** start Records for this task **

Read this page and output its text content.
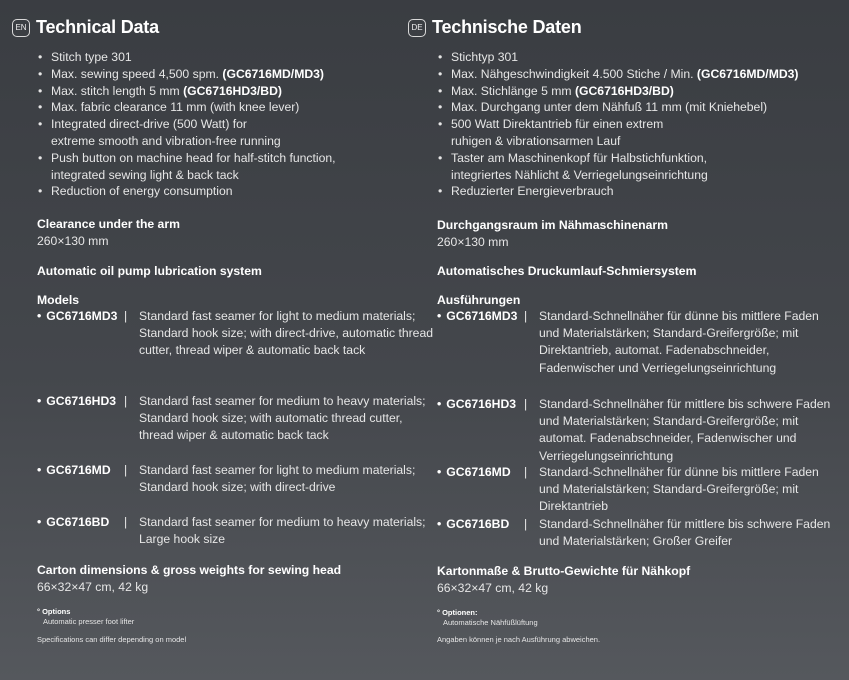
EN Technical Data
• Stitch type 301
• Max. sewing speed 4,500 spm. (GC6716MD/MD3)
• Max. stitch length 5 mm (GC6716HD3/BD)
• Max. fabric clearance 11 mm (with knee lever)
• Integrated direct-drive (500 Watt) for
extreme smooth and vibration-free running
• Push button on machine head for half-stitch function,
integrated sewing light & back tack
• Reduction of energy consumption
Clearance under the arm
260×130 mm
Automatic oil pump lubrication system
Models
• GC6716MD3 | Standard fast seamer for light to medium materials; Standard hook size; with direct-drive, automatic thread cutter, thread wiper & automatic back tack
• GC6716HD3 | Standard fast seamer for medium to heavy materials; Standard hook size; with automatic thread cutter, thread wiper & automatic back tack
• GC6716MD | Standard fast seamer for light to medium materials; Standard hook size; with direct-drive
• GC6716BD | Standard fast seamer for medium to heavy materials; Large hook size
Carton dimensions & gross weights for sewing head
66×32×47 cm, 42 kg
° Options
Automatic presser foot lifter
Specifications can differ depending on model
DE Technische Daten
• Stichtyp 301
• Max. Nähgeschwindigkeit 4.500 Stiche / Min. (GC6716MD/MD3)
• Max. Stichlänge 5 mm (GC6716HD3/BD)
• Max. Durchgang unter dem Nähfuß 11 mm (mit Kniehebel)
• 500 Watt Direktantrieb für einen extrem
ruhigen & vibrationsarmen Lauf
• Taster am Maschinenkopf für Halbstichfunktion,
integriertes Nählicht & Verriegelungseinrichtung
• Reduzierter Energieverbrauch
Durchgangsraum im Nähmaschinenarm
260×130 mm
Automatisches Druckumlauf-Schmiersystem
Ausführungen
• GC6716MD3 | Standard-Schnellnäher für dünne bis mittlere Faden und Materialstärken; Standard-Greifergröße; mit Direktantrieb, automat. Fadenabschneider, Fadenwischer und Verriegelungseinrichtung
• GC6716HD3 | Standard-Schnellnäher für mittlere bis schwere Faden und Materialstärken; Standard-Greifergröße; mit automat. Fadenabschneider, Fadenwischer und Verriegelungseinrichtung
• GC6716MD | Standard-Schnellnäher für dünne bis mittlere Faden und Materialstärken; Standard-Greifergröße; mit Direktantrieb
• GC6716BD | Standard-Schnellnäher für mittlere bis schwere Faden und Materialstärken; Großer Greifer
Kartonmaße & Brutto-Gewichte für Nähkopf
66×32×47 cm, 42 kg
° Optionen:
Automatische Nähfüßlüftung
Angaben können je nach Ausführung abweichen.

** end Records for this task **

Do this
Repeat the entries exactly and keep the pictures out of the copy.

Task answer
Read this page and output its text content.
EN Technical Data
• Stitch type 301
• Max. sewing speed 4,500 spm. (GC6716MD/MD3)
• Max. stitch length 5 mm (GC6716HD3/BD)
• Max. fabric clearance 11 mm (with knee lever)
• Integrated direct-drive (500 Watt) for
extreme smooth and vibration-free running
• Push button on machine head for half-stitch function,
integrated sewing light & back tack
• Reduction of energy consumption
Clearance under the arm
260×130 mm
Automatic oil pump lubrication system
Models
• GC6716MD3 | Standard fast seamer for light to medium materials; Standard hook size; with direct-drive, automatic thread cutter, thread wiper & automatic back tack
• GC6716HD3 | Standard fast seamer for medium to heavy materials; Standard hook size; with automatic thread cutter, thread wiper & automatic back tack
• GC6716MD | Standard fast seamer for light to medium materials; Standard hook size; with direct-drive
• GC6716BD | Standard fast seamer for medium to heavy materials; Large hook size
Carton dimensions & gross weights for sewing head
66×32×47 cm, 42 kg
° Options
Automatic presser foot lifter
Specifications can differ depending on model
DE Technische Daten
• Stichtyp 301
• Max. Nähgeschwindigkeit 4.500 Stiche / Min. (GC6716MD/MD3)
• Max. Stichlänge 5 mm (GC6716HD3/BD)
• Max. Durchgang unter dem Nähfuß 11 mm (mit Kniehebel)
• 500 Watt Direktantrieb für einen extrem
ruhigen & vibrationsarmen Lauf
• Taster am Maschinenkopf für Halbstichfunktion,
integriertes Nählicht & Verriegelungseinrichtung
• Reduzierter Energieverbrauch
Durchgangsraum im Nähmaschinenarm
260×130 mm
Automatisches Druckumlauf-Schmiersystem
Ausführungen
• GC6716MD3 | Standard-Schnellnäher für dünne bis mittlere Faden und Materialstärken; Standard-Greifergröße; mit Direktantrieb, automat. Fadenabschneider, Fadenwischer und Verriegelungseinrichtung
• GC6716HD3 | Standard-Schnellnäher für mittlere bis schwere Faden und Materialstärken; Standard-Greifergröße; mit automat. Fadenabschneider, Fadenwischer und Verriegelungseinrichtung
• GC6716MD | Standard-Schnellnäher für dünne bis mittlere Faden und Materialstärken; Standard-Greifergröße; mit Direktantrieb
• GC6716BD | Standard-Schnellnäher für mittlere bis schwere Faden und Materialstärken; Großer Greifer
Kartonmaße & Brutto-Gewichte für Nähkopf
66×32×47 cm, 42 kg
° Optionen:
Automatische Nähfüßlüftung
Angaben können je nach Ausführung abweichen.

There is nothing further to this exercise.